━━ Fragmento seleccionado

"It’s the economy, Dummkopf"
4 de septiembre de 2002
El diario financiero británico "Financial Times", que en su edición impresa titula su comentario editorial "Es la economía, cabeza de chorlito", afirma que "en cierta forma, el debate electoral en Alemania ha girado en torno a la economía. Desafortunadamente la discusión se ha quedado en la superficie, porque ninguno de los contendientes está dispuesto a aceptar que los problemas de Alemania son muy profundos. Es un hecho que Alemania no puede mantener un crecimiento económico decoroso, las últimas cifras muestran que el crecimiento del PIB alcanzó tan solo un 0,3% durante el segundo trimestre del año, lo cual fue recibido con decepción. Un error –afirma el diario- se trata de un promedio deprimente, pues desde 1996, Alemania ha registrado un crecimiento trimestral de sólo un 0,4%. La respuesta política al estancamiento económico ha sido lamentable. Ambos candidatos ofrecen su variante de corporativismo y sugieren que si tan sólo tuvieran mayor capacidad de decisión en la economía, ésta tendría un mejor comportamiento. Tal vez sea esto lo que el electorado quiera escuchar, ya que la mayoría de los alemanes tienen un alto nivel de bienestar, pero su complacencia no durará mucho".
Peligro de una crisis fiscal
El matutino advierte que "si la economía continúa estancada, Alemania acabará enfrentando una profunda crisis fiscal. Durante la primera mitad del año, el déficit presupuestal registró un crecimiento del 3,5% respecto al PIB. Independientemente de los límites que marca el pacto de estabilidad europeo, no es posible mantener semejante crecimiento del endeudamiento.
El próximo gobierno alemán tendrá un reducido margen de maniobra. No será posible recortar tasas de interés y una devaluación será imposible. Una reducción nominal de salarios para impulsar la competitividad muy probablemente provocaría deflación y una mayor contracción de la economía. La política monetaria es controlada por el Banco Central Europeo, por lo que en este rubro tampoco hay posibilidades de maniobra".
Reformar el mercado laboral
Si gana Gerhard Schröder, muy probablemente le sería más difícil resolver los problemas económicos que al candidato conservador Edmund Stoiber, ya que el actual jefe de gobierno tiene menos credibilidad, dado los resultados obtenidos durante sus primeros cuatro años de gobierno. Pero quien quiera que gane, podría hacer dos cosas rápidamente: primero, negociar un relajamiento temporal del pacto fiscal europeo, ya que adicionales medidas de austeridad serían desastrosas, y segundo, implementar las propuestas de la comisión Hartz para flexibilizar el mercado laboral. No porque sean una cura milagrosa sino porque mostrarían que es posible emprender reformas en Alemania", concluye el comentario editorial del rotativo británico.

━━━━

▸ **Tarea asignada 1**:
Responda las siguientes preguntas sobre el comentario acerca de la economía alemana:
(a) ¿Qué crecimiento del PIB registró Alemania durante el segundo trimestre del año?
(b) ¿Qué porcentaje respecto al PIB alcanzó el déficit presupuestal durante la primera mitad del año?
(c) ¿Qué institución controla la política monetaria?
▸ **Tarea asignada 2**: Transcriba con total fidelidad el pasaje del comentario sobre la economía alemana que va desde "Reformar el mercado" hasta "del rotativo británico.", ambos incluidos.

━━ Filas extraídas

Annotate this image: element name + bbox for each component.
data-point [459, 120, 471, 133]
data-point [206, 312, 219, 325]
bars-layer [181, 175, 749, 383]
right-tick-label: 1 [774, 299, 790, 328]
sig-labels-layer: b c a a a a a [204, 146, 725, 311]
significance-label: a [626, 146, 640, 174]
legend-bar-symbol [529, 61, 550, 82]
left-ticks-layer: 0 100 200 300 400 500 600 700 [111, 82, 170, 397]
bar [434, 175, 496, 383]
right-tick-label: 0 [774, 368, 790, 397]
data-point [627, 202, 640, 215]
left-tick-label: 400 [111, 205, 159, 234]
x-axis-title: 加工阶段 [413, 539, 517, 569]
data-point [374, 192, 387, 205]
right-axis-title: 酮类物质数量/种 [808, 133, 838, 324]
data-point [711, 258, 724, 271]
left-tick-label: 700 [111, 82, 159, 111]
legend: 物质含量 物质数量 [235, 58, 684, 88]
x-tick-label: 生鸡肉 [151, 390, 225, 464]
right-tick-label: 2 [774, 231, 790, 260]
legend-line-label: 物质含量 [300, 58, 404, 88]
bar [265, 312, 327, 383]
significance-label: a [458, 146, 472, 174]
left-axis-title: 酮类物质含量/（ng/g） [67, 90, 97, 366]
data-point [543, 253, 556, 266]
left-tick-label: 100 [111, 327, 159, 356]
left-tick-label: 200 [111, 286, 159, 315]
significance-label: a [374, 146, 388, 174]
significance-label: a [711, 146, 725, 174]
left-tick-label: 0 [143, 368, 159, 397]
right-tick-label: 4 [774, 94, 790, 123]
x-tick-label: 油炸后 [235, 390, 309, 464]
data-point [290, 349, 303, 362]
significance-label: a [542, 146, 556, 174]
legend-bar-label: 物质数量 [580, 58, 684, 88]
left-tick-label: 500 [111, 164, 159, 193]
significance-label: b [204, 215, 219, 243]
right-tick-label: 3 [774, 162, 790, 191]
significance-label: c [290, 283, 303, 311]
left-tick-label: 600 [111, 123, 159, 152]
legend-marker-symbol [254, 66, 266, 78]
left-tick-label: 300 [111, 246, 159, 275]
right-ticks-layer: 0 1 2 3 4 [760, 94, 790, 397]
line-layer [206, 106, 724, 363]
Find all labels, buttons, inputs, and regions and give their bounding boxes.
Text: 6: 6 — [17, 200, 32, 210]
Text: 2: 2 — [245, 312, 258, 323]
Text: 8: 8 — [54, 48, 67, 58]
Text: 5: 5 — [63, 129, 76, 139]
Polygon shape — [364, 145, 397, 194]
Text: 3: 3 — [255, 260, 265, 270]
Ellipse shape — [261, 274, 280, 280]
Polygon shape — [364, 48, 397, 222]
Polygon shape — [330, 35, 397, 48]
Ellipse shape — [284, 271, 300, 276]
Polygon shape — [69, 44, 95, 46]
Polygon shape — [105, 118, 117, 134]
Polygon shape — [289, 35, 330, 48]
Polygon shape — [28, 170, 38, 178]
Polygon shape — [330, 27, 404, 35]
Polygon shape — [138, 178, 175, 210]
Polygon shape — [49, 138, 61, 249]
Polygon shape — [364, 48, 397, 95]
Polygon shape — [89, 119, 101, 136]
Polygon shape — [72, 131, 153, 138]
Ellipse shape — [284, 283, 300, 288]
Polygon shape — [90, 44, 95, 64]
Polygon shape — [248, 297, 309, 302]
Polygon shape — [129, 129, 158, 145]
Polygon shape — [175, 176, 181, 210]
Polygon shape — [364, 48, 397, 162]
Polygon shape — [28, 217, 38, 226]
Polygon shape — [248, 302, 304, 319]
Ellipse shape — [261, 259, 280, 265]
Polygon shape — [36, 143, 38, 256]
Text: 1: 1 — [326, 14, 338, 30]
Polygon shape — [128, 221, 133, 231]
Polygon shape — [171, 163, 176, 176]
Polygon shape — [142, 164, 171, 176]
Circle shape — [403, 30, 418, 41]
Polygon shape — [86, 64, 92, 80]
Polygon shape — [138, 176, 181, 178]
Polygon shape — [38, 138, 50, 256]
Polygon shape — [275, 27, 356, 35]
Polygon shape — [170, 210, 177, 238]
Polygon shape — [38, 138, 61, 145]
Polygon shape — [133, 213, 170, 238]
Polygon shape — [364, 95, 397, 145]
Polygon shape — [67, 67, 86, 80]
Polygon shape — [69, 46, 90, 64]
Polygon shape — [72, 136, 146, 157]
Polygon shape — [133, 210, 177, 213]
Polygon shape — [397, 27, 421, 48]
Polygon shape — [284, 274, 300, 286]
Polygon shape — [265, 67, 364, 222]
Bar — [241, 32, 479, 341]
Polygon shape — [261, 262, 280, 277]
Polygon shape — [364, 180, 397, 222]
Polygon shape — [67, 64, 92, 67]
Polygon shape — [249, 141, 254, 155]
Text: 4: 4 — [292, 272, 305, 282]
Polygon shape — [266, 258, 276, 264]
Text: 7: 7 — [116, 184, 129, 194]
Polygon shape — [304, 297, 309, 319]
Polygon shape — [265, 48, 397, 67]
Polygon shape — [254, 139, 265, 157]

━━━━

▸ **Solución desarrollada 1**:
(a) Un 0,3%.
(b) Un 3,5%.
(c) El Banco Central Europeo.

▸ **Solución desarrollada 2**:
Reformar el mercado laboral
Si gana Gerhard Schröder, muy probablemente le sería más difícil resolver los problemas económicos que al candidato conservador Edmund Stoiber, ya que el actual jefe de gobierno tiene menos credibilidad, dado los resultados obtenidos durante sus primeros cuatro años de gobierno. Pero quien quiera que gane, podría hacer dos cosas rápidamente: primero, negociar un relajamiento temporal del pacto fiscal europeo, ya que adicionales medidas de austeridad serían desastrosas, y segundo, implementar las propuestas de la comisión Hartz para flexibilizar el mercado laboral. No porque sean una cura milagrosa sino porque mostrarían que es posible emprender reformas en Alemania", concluye el comentario editorial del rotativo británico.